§ **TASK OBJECTIVE**: Each record below must be reproduced exactly as it reads, with its images omitted.

----

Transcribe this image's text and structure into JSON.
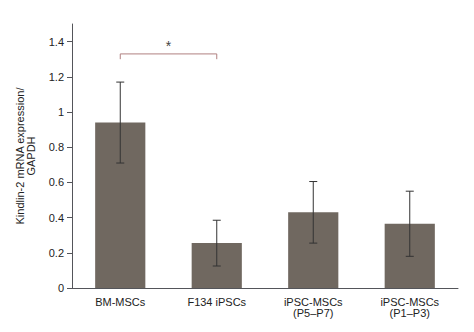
{
  "chart_data": {
    "type": "bar",
    "ylabel": "Kindlin-2 mRNA expression/\nGAPDH",
    "categories": [
      "BM-MSCs",
      "F134 iPSCs",
      "iPSC-MSCs\n(P5–P7)",
      "iPSC-MSCs\n(P1–P3)"
    ],
    "values": [
      0.94,
      0.255,
      0.43,
      0.365
    ],
    "errors": [
      0.23,
      0.13,
      0.175,
      0.185
    ],
    "color": "#706860",
    "ylim": [
      0,
      1.5
    ],
    "yticks": [
      0,
      0.2,
      0.4,
      0.6,
      0.8,
      1,
      1.2,
      1.4
    ],
    "grid": false,
    "annotations": [
      {
        "text": "*",
        "x1": "BM-MSCs",
        "x2": "F134 iPSCs",
        "y": 1.33,
        "tick_drop": 0.03,
        "color": "#b08080"
      }
    ]
  }
}
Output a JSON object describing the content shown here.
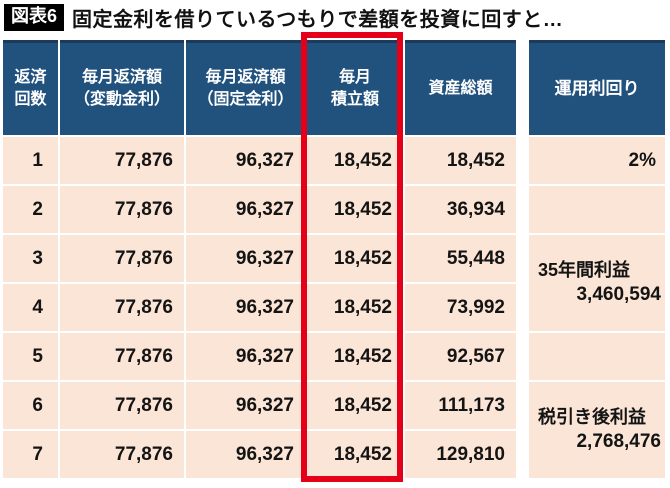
{
  "figure_tag": "図表6",
  "chart_data": {
    "type": "table",
    "title": "固定金利を借りているつもりで差額を投資に回すと…",
    "columns": [
      "返済回数",
      "毎月返済額（変動金利）",
      "毎月返済額（固定金利）",
      "毎月積立額",
      "資産総額",
      "運用利回り"
    ],
    "rows": [
      [
        "1",
        "77,876",
        "96,327",
        "18,452",
        "18,452"
      ],
      [
        "2",
        "77,876",
        "96,327",
        "18,452",
        "36,934"
      ],
      [
        "3",
        "77,876",
        "96,327",
        "18,452",
        "55,448"
      ],
      [
        "4",
        "77,876",
        "96,327",
        "18,452",
        "73,992"
      ],
      [
        "5",
        "77,876",
        "96,327",
        "18,452",
        "92,567"
      ],
      [
        "6",
        "77,876",
        "96,327",
        "18,452",
        "111,173"
      ],
      [
        "7",
        "77,876",
        "96,327",
        "18,452",
        "129,810"
      ]
    ],
    "yield_column": {
      "header": "運用利回り",
      "rate": "2%",
      "rate_rows": [
        1
      ],
      "profit_35y_label": "35年間利益",
      "profit_35y_value": "3,460,594",
      "profit_35y_rows": [
        3,
        4
      ],
      "after_tax_label": "税引き後利益",
      "after_tax_value": "2,768,476",
      "after_tax_rows": [
        6,
        7
      ]
    },
    "highlight": {
      "column": "毎月積立額",
      "style": "red-box",
      "color": "#e50019"
    },
    "grid": "white gaps between peach cells; separate yield block right of main table"
  },
  "header_lines": {
    "c0": [
      "返済",
      "回数"
    ],
    "c1": [
      "毎月返済額",
      "（変動金利）"
    ],
    "c2": [
      "毎月返済額",
      "（固定金利）"
    ],
    "c3": [
      "毎月",
      "積立額"
    ],
    "c4": [
      "資産総額"
    ],
    "c5": [
      "運用利回り"
    ]
  },
  "colors": {
    "header_bg": "#21527e",
    "header_top_border": "#1b3a5c",
    "row_bg": "#fbe5d6",
    "highlight_red": "#e50019",
    "tag_bg": "#000000",
    "tag_text": "#ffffff"
  }
}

----

§ **REPLY TO THE TASK**:
Transcribe this image's text and structure into JSON.
{
  "chart_data": {
    "type": "bar",
    "ylabel": "Kindlin-2 mRNA expression/\nGAPDH",
    "categories": [
      "BM-MSCs",
      "F134 iPSCs",
      "iPSC-MSCs\n(P5–P7)",
      "iPSC-MSCs\n(P1–P3)"
    ],
    "values": [
      0.94,
      0.255,
      0.43,
      0.365
    ],
    "errors": [
      0.23,
      0.13,
      0.175,
      0.185
    ],
    "color": "#706860",
    "ylim": [
      0,
      1.5
    ],
    "yticks": [
      0,
      0.2,
      0.4,
      0.6,
      0.8,
      1,
      1.2,
      1.4
    ],
    "grid": false,
    "annotations": [
      {
        "text": "*",
        "x1": "BM-MSCs",
        "x2": "F134 iPSCs",
        "y": 1.33,
        "tick_drop": 0.03,
        "color": "#b08080"
      }
    ]
  }
}
Output a JSON object describing the content shown here.
{
  "figure_tag": "図表6",
  "chart_data": {
    "type": "table",
    "title": "固定金利を借りているつもりで差額を投資に回すと…",
    "columns": [
      "返済回数",
      "毎月返済額（変動金利）",
      "毎月返済額（固定金利）",
      "毎月積立額",
      "資産総額",
      "運用利回り"
    ],
    "rows": [
      [
        "1",
        "77,876",
        "96,327",
        "18,452",
        "18,452"
      ],
      [
        "2",
        "77,876",
        "96,327",
        "18,452",
        "36,934"
      ],
      [
        "3",
        "77,876",
        "96,327",
        "18,452",
        "55,448"
      ],
      [
        "4",
        "77,876",
        "96,327",
        "18,452",
        "73,992"
      ],
      [
        "5",
        "77,876",
        "96,327",
        "18,452",
        "92,567"
      ],
      [
        "6",
        "77,876",
        "96,327",
        "18,452",
        "111,173"
      ],
      [
        "7",
        "77,876",
        "96,327",
        "18,452",
        "129,810"
      ]
    ],
    "yield_column": {
      "header": "運用利回り",
      "rate": "2%",
      "rate_rows": [
        1
      ],
      "profit_35y_label": "35年間利益",
      "profit_35y_value": "3,460,594",
      "profit_35y_rows": [
        3,
        4
      ],
      "after_tax_label": "税引き後利益",
      "after_tax_value": "2,768,476",
      "after_tax_rows": [
        6,
        7
      ]
    },
    "highlight": {
      "column": "毎月積立額",
      "style": "red-box",
      "color": "#e50019"
    },
    "grid": "white gaps between peach cells; separate yield block right of main table"
  },
  "header_lines": {
    "c0": [
      "返済",
      "回数"
    ],
    "c1": [
      "毎月返済額",
      "（変動金利）"
    ],
    "c2": [
      "毎月返済額",
      "（固定金利）"
    ],
    "c3": [
      "毎月",
      "積立額"
    ],
    "c4": [
      "資産総額"
    ],
    "c5": [
      "運用利回り"
    ]
  },
  "colors": {
    "header_bg": "#21527e",
    "header_top_border": "#1b3a5c",
    "row_bg": "#fbe5d6",
    "highlight_red": "#e50019",
    "tag_bg": "#000000",
    "tag_text": "#ffffff"
  }
}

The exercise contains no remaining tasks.